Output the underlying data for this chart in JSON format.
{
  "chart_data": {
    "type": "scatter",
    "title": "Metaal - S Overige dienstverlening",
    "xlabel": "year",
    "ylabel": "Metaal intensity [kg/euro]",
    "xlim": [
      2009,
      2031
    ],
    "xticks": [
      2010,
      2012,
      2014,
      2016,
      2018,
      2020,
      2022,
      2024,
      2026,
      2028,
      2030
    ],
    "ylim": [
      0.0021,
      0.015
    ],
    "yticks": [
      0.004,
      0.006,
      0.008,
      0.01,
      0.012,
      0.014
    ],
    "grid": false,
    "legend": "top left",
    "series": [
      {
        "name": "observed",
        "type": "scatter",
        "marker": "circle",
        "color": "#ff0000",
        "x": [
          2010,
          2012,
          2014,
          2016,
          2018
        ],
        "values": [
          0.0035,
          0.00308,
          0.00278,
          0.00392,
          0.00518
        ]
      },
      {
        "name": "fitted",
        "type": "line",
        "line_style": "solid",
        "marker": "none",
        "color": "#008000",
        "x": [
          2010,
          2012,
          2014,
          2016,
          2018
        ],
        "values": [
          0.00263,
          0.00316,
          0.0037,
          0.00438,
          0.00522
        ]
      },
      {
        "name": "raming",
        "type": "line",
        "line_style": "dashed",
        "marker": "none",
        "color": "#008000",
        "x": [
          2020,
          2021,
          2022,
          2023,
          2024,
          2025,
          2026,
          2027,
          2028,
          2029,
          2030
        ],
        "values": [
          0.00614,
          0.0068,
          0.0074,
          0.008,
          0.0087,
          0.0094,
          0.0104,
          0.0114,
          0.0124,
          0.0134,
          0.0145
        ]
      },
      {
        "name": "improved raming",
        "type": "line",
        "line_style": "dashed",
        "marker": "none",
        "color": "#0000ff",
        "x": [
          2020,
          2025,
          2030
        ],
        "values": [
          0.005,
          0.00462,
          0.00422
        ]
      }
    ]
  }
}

• • • • • • •

=== PROBLEM TO SOLVE ===
Repeat every line of the material exactly as given.

=== THE OUTPUT ===
Output the underlying data for this chart in JSON format.
{
  "chart_data": {
    "type": "scatter",
    "title": "Metaal - S Overige dienstverlening",
    "xlabel": "year",
    "ylabel": "Metaal intensity [kg/euro]",
    "xlim": [
      2009,
      2031
    ],
    "xticks": [
      2010,
      2012,
      2014,
      2016,
      2018,
      2020,
      2022,
      2024,
      2026,
      2028,
      2030
    ],
    "ylim": [
      0.0021,
      0.015
    ],
    "yticks": [
      0.004,
      0.006,
      0.008,
      0.01,
      0.012,
      0.014
    ],
    "grid": false,
    "legend": "top left",
    "series": [
      {
        "name": "observed",
        "type": "scatter",
        "marker": "circle",
        "color": "#ff0000",
        "x": [
          2010,
          2012,
          2014,
          2016,
          2018
        ],
        "values": [
          0.0035,
          0.00308,
          0.00278,
          0.00392,
          0.00518
        ]
      },
      {
        "name": "fitted",
        "type": "line",
        "line_style": "solid",
        "marker": "none",
        "color": "#008000",
        "x": [
          2010,
          2012,
          2014,
          2016,
          2018
        ],
        "values": [
          0.00263,
          0.00316,
          0.0037,
          0.00438,
          0.00522
        ]
      },
      {
        "name": "raming",
        "type": "line",
        "line_style": "dashed",
        "marker": "none",
        "color": "#008000",
        "x": [
          2020,
          2021,
          2022,
          2023,
          2024,
          2025,
          2026,
          2027,
          2028,
          2029,
          2030
        ],
        "values": [
          0.00614,
          0.0068,
          0.0074,
          0.008,
          0.0087,
          0.0094,
          0.0104,
          0.0114,
          0.0124,
          0.0134,
          0.0145
        ]
      },
      {
        "name": "improved raming",
        "type": "line",
        "line_style": "dashed",
        "marker": "none",
        "color": "#0000ff",
        "x": [
          2020,
          2025,
          2030
        ],
        "values": [
          0.005,
          0.00462,
          0.00422
        ]
      }
    ]
  }
}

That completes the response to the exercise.